> PROVIDED RECORDS:
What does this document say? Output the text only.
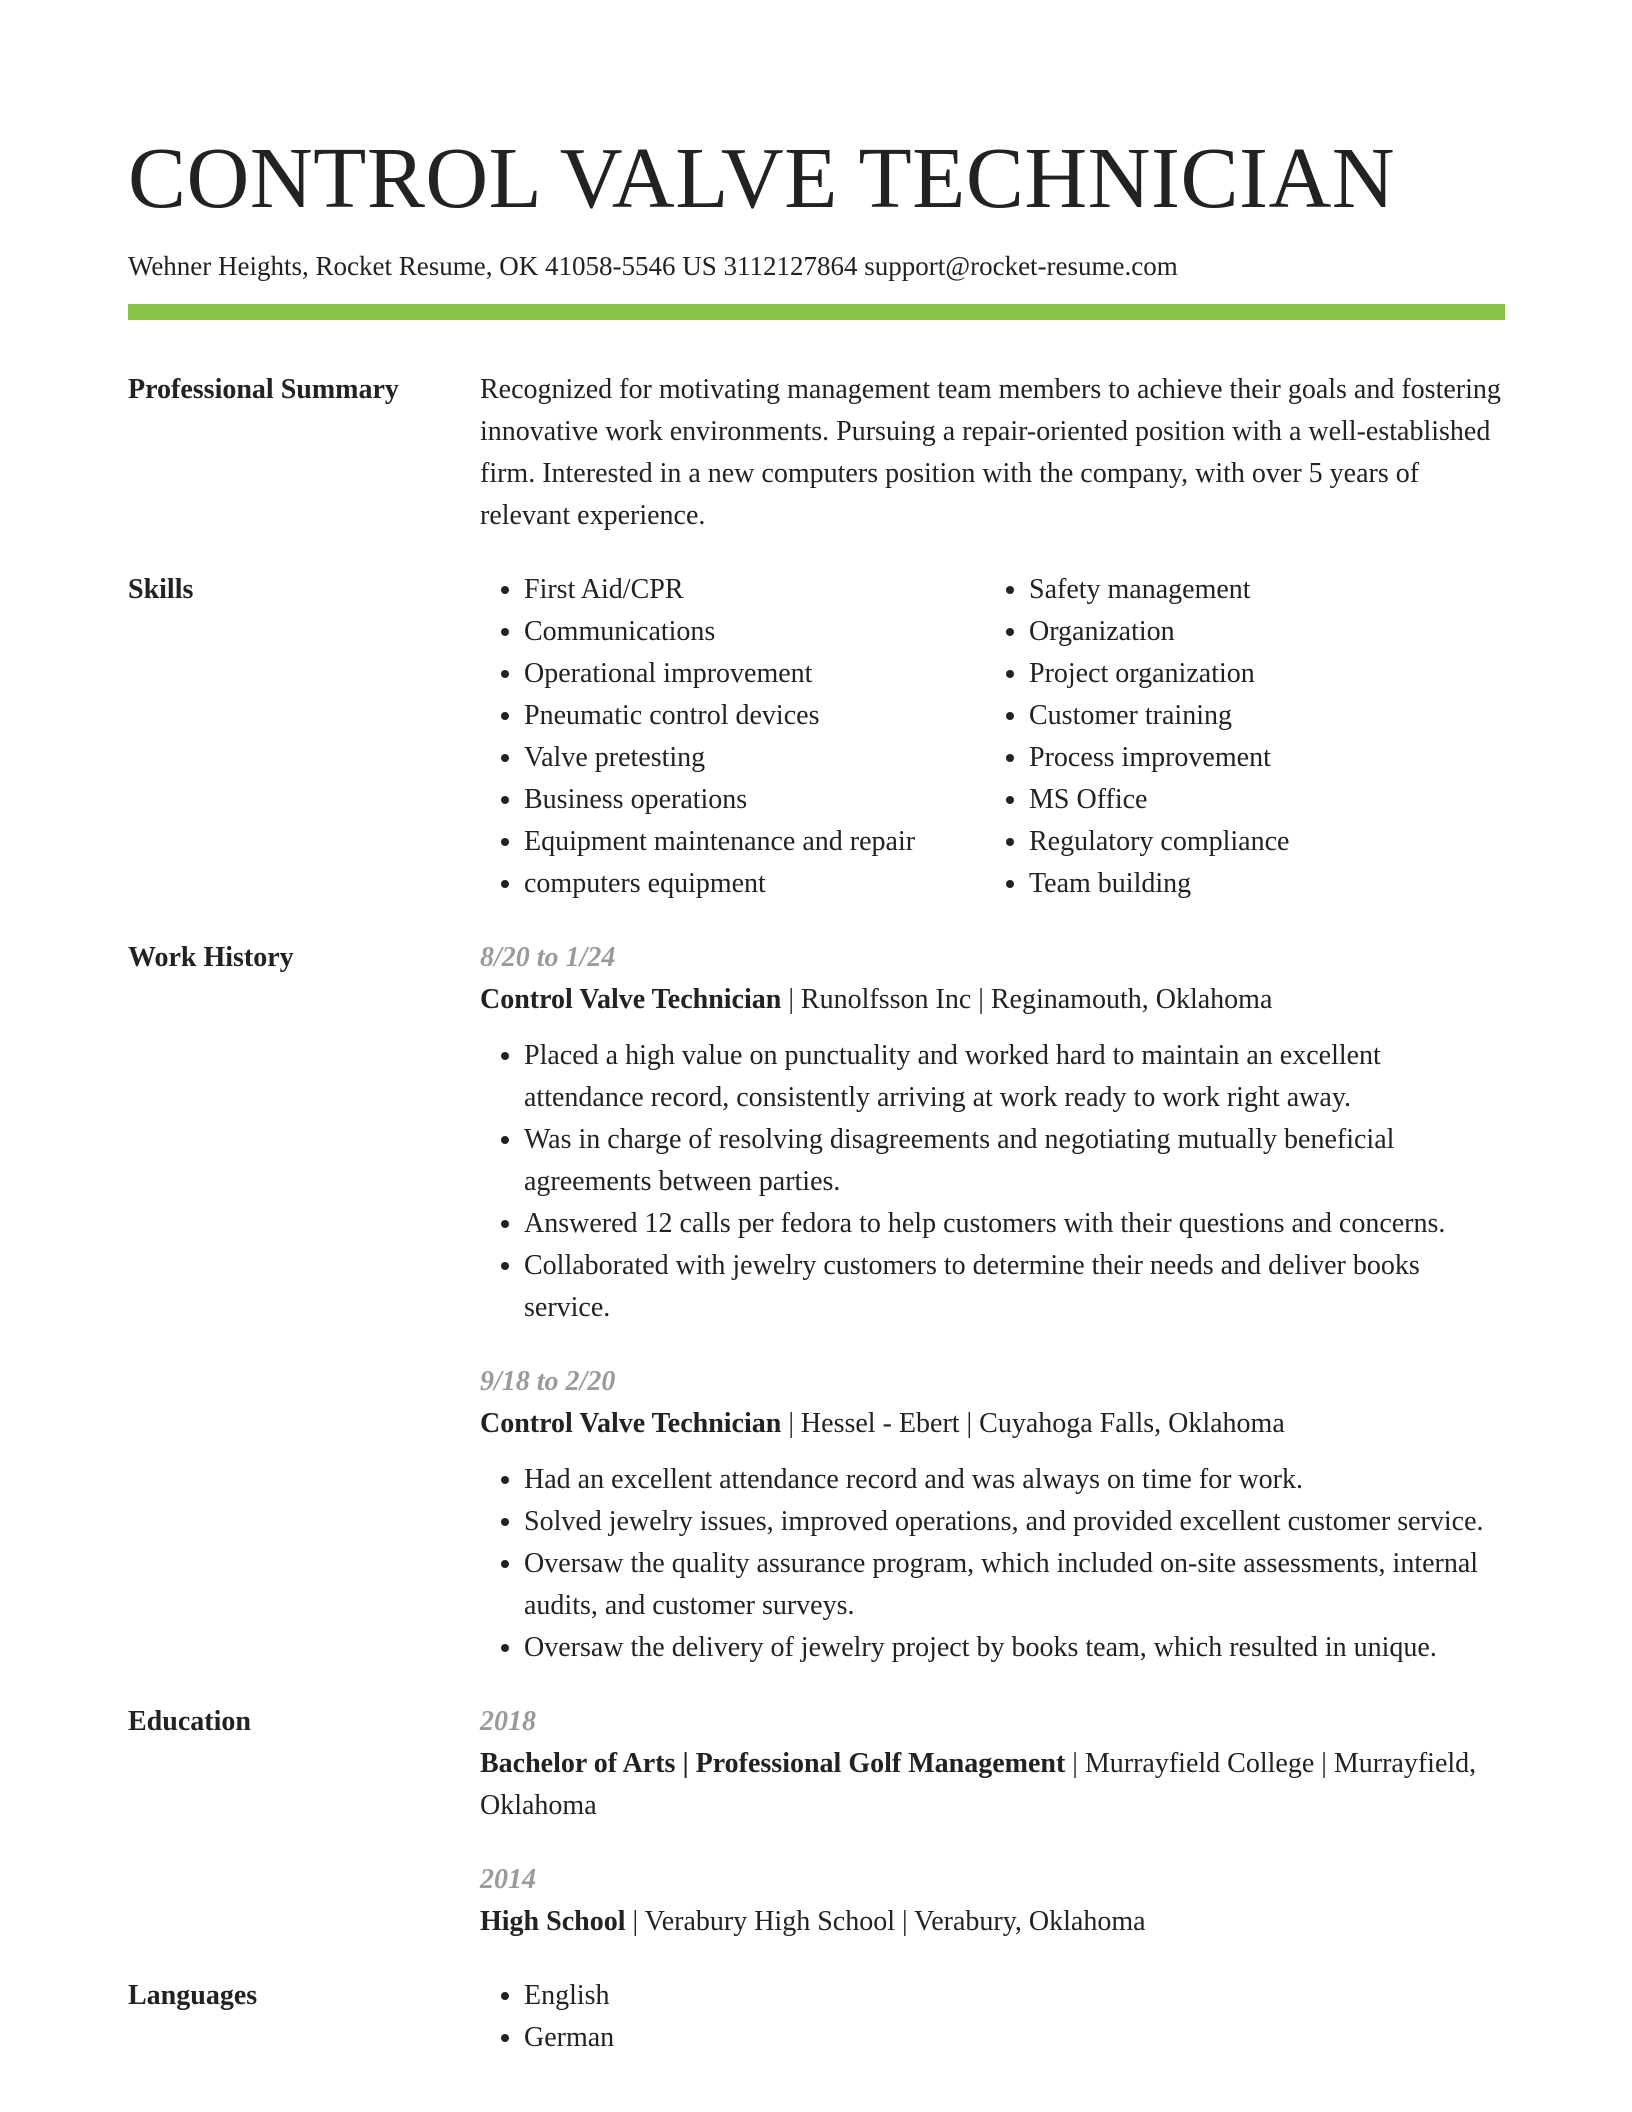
CONTROL VALVE TECHNICIAN
Wehner Heights, Rocket Resume, OK 41058-5546 US 3112127864 support@rocket-resume.com
Professional Summary	Recognized for motivating management team members to achieve their goals and fostering innovative work environments. Pursuing a repair-oriented position with a well-established firm. Interested in a new computers position with the company, with over 5 years of relevant experience.

Skills	• First Aid/CPR
• Communications
• Operational improvement
• Pneumatic control devices
• Valve pretesting
• Business operations
• Equipment maintenance and repair
• computers equipment
• Safety management
• Organization
• Project organization
• Customer training
• Process improvement
• MS Office
• Regulatory compliance
• Team building
Work History	8/20 to 1/24
Control Valve Technician | Runolfsson Inc | Reginamouth, Oklahoma
• Placed a high value on punctuality and worked hard to maintain an excellent attendance record, consistently arriving at work ready to work right away.
• Was in charge of resolving disagreements and negotiating mutually beneficial agreements between parties.
• Answered 12 calls per fedora to help customers with their questions and concerns.
• Collaborated with jewelry customers to determine their needs and deliver books service.
9/18 to 2/20
Control Valve Technician | Hessel - Ebert | Cuyahoga Falls, Oklahoma
• Had an excellent attendance record and was always on time for work.
• Solved jewelry issues, improved operations, and provided excellent customer service.
• Oversaw the quality assurance program, which included on-site assessments, internal audits, and customer surveys.
• Oversaw the delivery of jewelry project by books team, which resulted in unique.
Education	2018
Bachelor of Arts | Professional Golf Management | Murrayfield College | Murrayfield, Oklahoma
2014
High School | Verabury High School | Verabury, Oklahoma
Languages	• English
• German
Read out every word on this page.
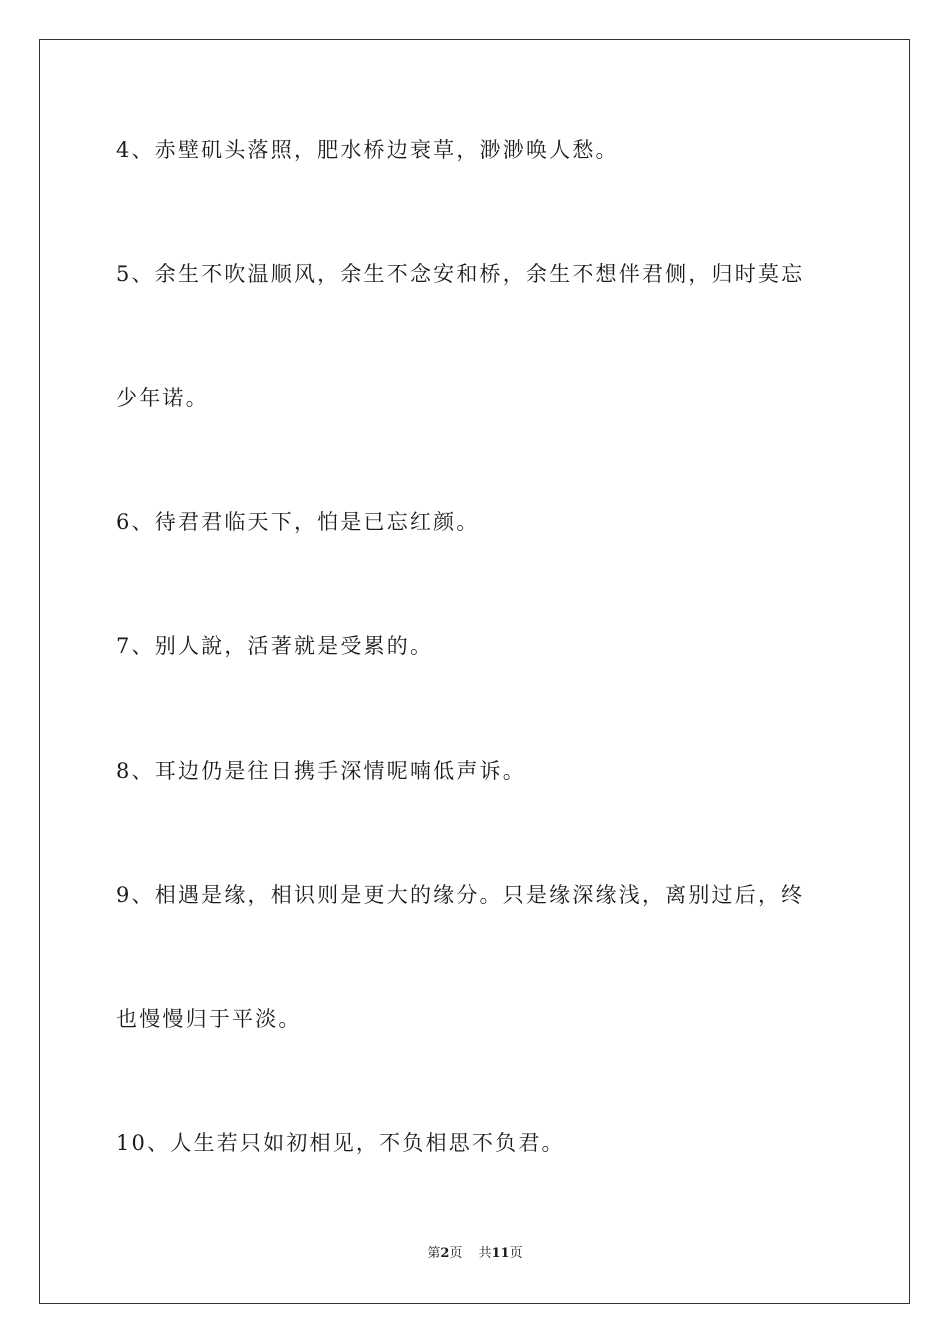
4、赤壁矶头落照，肥水桥边衰草，渺渺唤人愁。
5、余生不吹温顺风，余生不念安和桥，余生不想伴君侧，归时莫忘
少年诺。
6、待君君临天下，怕是已忘红颜。
7、别人說，活著就是受累的。
8、耳边仍是往日携手深情呢喃低声诉。
9、相遇是缘，相识则是更大的缘分。只是缘深缘浅，离别过后，终
也慢慢归于平淡。
10、人生若只如初相见，不负相思不负君。
第2页 共11页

> BRIEF: Check all the records above and select each line where the string "with" is found.

> EXERCISE RESPONSE:
Professional Summary	Recognized for motivating management team members to achieve their goals and fostering innovative work environments. Pursuing a repair-oriented position with a well-established firm. Interested in a new computers position with the company, with over 5 years of relevant experience.
• Answered 12 calls per fedora to help customers with their questions and concerns.
• Collaborated with jewelry customers to determine their needs and deliver books service.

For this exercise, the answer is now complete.